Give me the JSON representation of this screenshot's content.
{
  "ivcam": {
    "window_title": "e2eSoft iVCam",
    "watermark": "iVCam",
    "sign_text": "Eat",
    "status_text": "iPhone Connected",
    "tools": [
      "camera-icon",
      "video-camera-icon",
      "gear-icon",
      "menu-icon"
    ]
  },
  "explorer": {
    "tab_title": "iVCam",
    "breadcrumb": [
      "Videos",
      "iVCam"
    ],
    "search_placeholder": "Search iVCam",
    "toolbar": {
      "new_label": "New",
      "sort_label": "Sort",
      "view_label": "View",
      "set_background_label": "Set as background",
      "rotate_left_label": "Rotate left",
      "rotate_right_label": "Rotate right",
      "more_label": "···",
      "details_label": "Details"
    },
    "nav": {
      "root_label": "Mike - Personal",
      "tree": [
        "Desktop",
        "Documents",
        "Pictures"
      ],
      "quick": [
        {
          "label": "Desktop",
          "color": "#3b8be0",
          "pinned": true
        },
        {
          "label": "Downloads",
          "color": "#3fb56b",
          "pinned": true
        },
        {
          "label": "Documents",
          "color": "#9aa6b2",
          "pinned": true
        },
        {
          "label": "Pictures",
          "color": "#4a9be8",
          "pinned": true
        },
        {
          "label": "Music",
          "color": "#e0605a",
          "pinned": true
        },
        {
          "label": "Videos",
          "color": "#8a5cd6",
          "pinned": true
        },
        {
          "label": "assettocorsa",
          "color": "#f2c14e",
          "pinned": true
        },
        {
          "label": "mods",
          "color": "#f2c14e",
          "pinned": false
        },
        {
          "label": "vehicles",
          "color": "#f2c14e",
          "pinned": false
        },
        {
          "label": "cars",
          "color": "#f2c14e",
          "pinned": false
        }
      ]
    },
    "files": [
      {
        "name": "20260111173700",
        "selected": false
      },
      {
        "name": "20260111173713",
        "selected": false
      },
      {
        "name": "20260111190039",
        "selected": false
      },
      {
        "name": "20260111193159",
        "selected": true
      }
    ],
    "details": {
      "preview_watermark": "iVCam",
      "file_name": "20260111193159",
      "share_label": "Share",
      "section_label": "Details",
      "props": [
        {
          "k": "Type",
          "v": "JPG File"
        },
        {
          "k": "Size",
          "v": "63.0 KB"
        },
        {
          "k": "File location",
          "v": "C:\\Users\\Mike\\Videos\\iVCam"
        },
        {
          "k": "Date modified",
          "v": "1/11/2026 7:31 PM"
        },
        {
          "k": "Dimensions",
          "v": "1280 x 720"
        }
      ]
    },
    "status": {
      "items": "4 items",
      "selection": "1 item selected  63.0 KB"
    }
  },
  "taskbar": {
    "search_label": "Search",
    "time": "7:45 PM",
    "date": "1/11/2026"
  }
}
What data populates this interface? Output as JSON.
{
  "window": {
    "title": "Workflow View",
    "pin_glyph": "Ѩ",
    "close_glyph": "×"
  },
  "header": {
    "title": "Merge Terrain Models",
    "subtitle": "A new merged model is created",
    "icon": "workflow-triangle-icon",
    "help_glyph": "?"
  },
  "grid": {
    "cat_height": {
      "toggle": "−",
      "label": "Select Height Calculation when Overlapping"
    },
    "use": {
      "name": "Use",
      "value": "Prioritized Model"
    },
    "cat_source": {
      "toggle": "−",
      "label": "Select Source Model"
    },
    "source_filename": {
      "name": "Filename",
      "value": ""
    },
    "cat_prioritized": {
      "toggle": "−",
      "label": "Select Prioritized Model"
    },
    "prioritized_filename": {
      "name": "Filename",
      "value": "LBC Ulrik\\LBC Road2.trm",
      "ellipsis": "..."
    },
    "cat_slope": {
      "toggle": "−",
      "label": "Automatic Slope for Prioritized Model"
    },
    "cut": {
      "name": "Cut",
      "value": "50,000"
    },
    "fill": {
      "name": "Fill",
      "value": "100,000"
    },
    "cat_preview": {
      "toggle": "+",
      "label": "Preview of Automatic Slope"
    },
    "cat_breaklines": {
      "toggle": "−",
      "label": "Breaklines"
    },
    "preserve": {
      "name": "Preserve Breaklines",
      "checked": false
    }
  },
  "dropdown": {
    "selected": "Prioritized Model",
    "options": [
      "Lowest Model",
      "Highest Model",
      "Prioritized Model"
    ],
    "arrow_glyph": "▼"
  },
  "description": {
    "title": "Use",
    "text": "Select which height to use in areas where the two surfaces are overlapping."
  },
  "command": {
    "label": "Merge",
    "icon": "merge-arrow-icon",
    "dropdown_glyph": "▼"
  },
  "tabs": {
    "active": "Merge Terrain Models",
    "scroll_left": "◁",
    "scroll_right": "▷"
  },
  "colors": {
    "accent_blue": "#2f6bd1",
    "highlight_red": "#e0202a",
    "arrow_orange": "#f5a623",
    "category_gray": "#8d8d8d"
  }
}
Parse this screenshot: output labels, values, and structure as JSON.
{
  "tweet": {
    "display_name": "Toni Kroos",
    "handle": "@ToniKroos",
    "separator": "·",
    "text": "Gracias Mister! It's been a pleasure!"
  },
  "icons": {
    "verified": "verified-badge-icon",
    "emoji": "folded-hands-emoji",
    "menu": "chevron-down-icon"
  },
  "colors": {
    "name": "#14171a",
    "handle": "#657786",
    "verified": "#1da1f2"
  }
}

+--

Print all the data exactly.

• The reply
Give me the JSON representation of this screenshot's content.
{
  "ivcam": {
    "window_title": "e2eSoft iVCam",
    "watermark": "iVCam",
    "sign_text": "Eat",
    "status_text": "iPhone Connected",
    "tools": [
      "camera-icon",
      "video-camera-icon",
      "gear-icon",
      "menu-icon"
    ]
  },
  "explorer": {
    "tab_title": "iVCam",
    "breadcrumb": [
      "Videos",
      "iVCam"
    ],
    "search_placeholder": "Search iVCam",
    "toolbar": {
      "new_label": "New",
      "sort_label": "Sort",
      "view_label": "View",
      "set_background_label": "Set as background",
      "rotate_left_label": "Rotate left",
      "rotate_right_label": "Rotate right",
      "more_label": "···",
      "details_label": "Details"
    },
    "nav": {
      "root_label": "Mike - Personal",
      "tree": [
        "Desktop",
        "Documents",
        "Pictures"
      ],
      "quick": [
        {
          "label": "Desktop",
          "color": "#3b8be0",
          "pinned": true
        },
        {
          "label": "Downloads",
          "color": "#3fb56b",
          "pinned": true
        },
        {
          "label": "Documents",
          "color": "#9aa6b2",
          "pinned": true
        },
        {
          "label": "Pictures",
          "color": "#4a9be8",
          "pinned": true
        },
        {
          "label": "Music",
          "color": "#e0605a",
          "pinned": true
        },
        {
          "label": "Videos",
          "color": "#8a5cd6",
          "pinned": true
        },
        {
          "label": "assettocorsa",
          "color": "#f2c14e",
          "pinned": true
        },
        {
          "label": "mods",
          "color": "#f2c14e",
          "pinned": false
        },
        {
          "label": "vehicles",
          "color": "#f2c14e",
          "pinned": false
        },
        {
          "label": "cars",
          "color": "#f2c14e",
          "pinned": false
        }
      ]
    },
    "files": [
      {
        "name": "20260111173700",
        "selected": false
      },
      {
        "name": "20260111173713",
        "selected": false
      },
      {
        "name": "20260111190039",
        "selected": false
      },
      {
        "name": "20260111193159",
        "selected": true
      }
    ],
    "details": {
      "preview_watermark": "iVCam",
      "file_name": "20260111193159",
      "share_label": "Share",
      "section_label": "Details",
      "props": [
        {
          "k": "Type",
          "v": "JPG File"
        },
        {
          "k": "Size",
          "v": "63.0 KB"
        },
        {
          "k": "File location",
          "v": "C:\\Users\\Mike\\Videos\\iVCam"
        },
        {
          "k": "Date modified",
          "v": "1/11/2026 7:31 PM"
        },
        {
          "k": "Dimensions",
          "v": "1280 x 720"
        }
      ]
    },
    "status": {
      "items": "4 items",
      "selection": "1 item selected  63.0 KB"
    }
  },
  "taskbar": {
    "search_label": "Search",
    "time": "7:45 PM",
    "date": "1/11/2026"
  }
}
What data populates this interface? Output as JSON.
{
  "window": {
    "title": "Workflow View",
    "pin_glyph": "Ѩ",
    "close_glyph": "×"
  },
  "header": {
    "title": "Merge Terrain Models",
    "subtitle": "A new merged model is created",
    "icon": "workflow-triangle-icon",
    "help_glyph": "?"
  },
  "grid": {
    "cat_height": {
      "toggle": "−",
      "label": "Select Height Calculation when Overlapping"
    },
    "use": {
      "name": "Use",
      "value": "Prioritized Model"
    },
    "cat_source": {
      "toggle": "−",
      "label": "Select Source Model"
    },
    "source_filename": {
      "name": "Filename",
      "value": ""
    },
    "cat_prioritized": {
      "toggle": "−",
      "label": "Select Prioritized Model"
    },
    "prioritized_filename": {
      "name": "Filename",
      "value": "LBC Ulrik\\LBC Road2.trm",
      "ellipsis": "..."
    },
    "cat_slope": {
      "toggle": "−",
      "label": "Automatic Slope for Prioritized Model"
    },
    "cut": {
      "name": "Cut",
      "value": "50,000"
    },
    "fill": {
      "name": "Fill",
      "value": "100,000"
    },
    "cat_preview": {
      "toggle": "+",
      "label": "Preview of Automatic Slope"
    },
    "cat_breaklines": {
      "toggle": "−",
      "label": "Breaklines"
    },
    "preserve": {
      "name": "Preserve Breaklines",
      "checked": false
    }
  },
  "dropdown": {
    "selected": "Prioritized Model",
    "options": [
      "Lowest Model",
      "Highest Model",
      "Prioritized Model"
    ],
    "arrow_glyph": "▼"
  },
  "description": {
    "title": "Use",
    "text": "Select which height to use in areas where the two surfaces are overlapping."
  },
  "command": {
    "label": "Merge",
    "icon": "merge-arrow-icon",
    "dropdown_glyph": "▼"
  },
  "tabs": {
    "active": "Merge Terrain Models",
    "scroll_left": "◁",
    "scroll_right": "▷"
  },
  "colors": {
    "accent_blue": "#2f6bd1",
    "highlight_red": "#e0202a",
    "arrow_orange": "#f5a623",
    "category_gray": "#8d8d8d"
  }
}
Parse this screenshot: output labels, values, and structure as JSON.
{
  "tweet": {
    "display_name": "Toni Kroos",
    "handle": "@ToniKroos",
    "separator": "·",
    "text": "Gracias Mister! It's been a pleasure!"
  },
  "icons": {
    "verified": "verified-badge-icon",
    "emoji": "folded-hands-emoji",
    "menu": "chevron-down-icon"
  },
  "colors": {
    "name": "#14171a",
    "handle": "#657786",
    "verified": "#1da1f2"
  }
}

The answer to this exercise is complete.